● **Problem**
Find every line in the records that holds the string "structure". Copy each one.

Dataset items:
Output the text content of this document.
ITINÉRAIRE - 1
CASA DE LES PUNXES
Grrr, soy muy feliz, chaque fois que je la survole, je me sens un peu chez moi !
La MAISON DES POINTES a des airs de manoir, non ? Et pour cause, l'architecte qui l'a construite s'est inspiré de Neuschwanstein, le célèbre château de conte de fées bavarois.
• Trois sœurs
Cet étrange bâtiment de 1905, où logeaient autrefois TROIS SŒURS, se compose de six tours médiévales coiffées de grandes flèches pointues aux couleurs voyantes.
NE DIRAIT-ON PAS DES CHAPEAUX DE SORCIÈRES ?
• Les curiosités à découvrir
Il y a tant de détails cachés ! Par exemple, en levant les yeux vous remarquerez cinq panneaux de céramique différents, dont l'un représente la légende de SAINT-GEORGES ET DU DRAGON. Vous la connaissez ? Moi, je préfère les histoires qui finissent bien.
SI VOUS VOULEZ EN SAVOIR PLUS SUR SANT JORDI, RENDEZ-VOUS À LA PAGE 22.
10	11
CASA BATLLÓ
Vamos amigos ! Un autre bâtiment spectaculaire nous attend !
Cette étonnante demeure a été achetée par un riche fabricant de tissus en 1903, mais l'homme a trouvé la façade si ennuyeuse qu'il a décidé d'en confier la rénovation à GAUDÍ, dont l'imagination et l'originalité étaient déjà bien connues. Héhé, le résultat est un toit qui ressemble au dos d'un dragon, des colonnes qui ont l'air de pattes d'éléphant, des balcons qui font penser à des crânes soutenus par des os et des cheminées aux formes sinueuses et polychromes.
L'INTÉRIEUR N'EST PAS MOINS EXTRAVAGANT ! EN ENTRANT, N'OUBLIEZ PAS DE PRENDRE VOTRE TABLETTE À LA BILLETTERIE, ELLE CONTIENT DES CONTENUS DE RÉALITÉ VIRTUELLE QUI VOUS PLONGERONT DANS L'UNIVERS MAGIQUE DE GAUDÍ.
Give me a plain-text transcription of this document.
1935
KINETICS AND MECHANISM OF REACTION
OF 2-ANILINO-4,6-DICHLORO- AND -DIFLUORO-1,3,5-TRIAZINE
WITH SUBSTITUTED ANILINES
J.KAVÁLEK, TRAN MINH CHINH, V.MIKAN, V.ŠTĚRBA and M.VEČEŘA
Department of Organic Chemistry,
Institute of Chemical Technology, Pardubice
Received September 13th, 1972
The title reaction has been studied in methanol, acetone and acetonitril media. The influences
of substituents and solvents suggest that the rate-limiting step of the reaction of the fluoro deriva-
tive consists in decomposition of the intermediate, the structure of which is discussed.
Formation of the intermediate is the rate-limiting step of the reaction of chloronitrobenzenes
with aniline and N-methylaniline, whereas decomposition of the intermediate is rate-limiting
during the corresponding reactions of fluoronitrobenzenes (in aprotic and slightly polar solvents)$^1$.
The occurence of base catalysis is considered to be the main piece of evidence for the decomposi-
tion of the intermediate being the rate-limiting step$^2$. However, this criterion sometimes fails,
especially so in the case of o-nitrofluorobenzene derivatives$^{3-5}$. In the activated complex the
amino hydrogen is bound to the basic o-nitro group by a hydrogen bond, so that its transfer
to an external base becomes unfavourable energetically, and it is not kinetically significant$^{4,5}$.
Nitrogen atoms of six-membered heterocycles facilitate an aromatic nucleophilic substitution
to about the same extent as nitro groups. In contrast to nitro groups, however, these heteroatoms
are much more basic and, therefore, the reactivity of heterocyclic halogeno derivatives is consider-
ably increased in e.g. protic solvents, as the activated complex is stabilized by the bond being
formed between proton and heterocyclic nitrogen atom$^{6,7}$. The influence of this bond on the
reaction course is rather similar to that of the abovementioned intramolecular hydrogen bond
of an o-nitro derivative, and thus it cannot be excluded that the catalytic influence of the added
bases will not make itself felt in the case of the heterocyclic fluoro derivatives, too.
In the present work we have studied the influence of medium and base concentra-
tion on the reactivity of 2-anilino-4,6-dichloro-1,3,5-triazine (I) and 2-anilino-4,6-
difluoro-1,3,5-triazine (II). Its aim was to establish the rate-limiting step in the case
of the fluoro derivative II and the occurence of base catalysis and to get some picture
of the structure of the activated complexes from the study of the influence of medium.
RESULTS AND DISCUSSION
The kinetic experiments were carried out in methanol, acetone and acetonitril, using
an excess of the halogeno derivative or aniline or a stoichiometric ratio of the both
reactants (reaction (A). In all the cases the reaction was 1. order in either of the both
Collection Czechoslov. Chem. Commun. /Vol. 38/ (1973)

● **Answer to this problem**
tive consists in decomposition of the intermediate, the structure of which is discussed.
of the structure of the activated complexes from the study of the influence of medium.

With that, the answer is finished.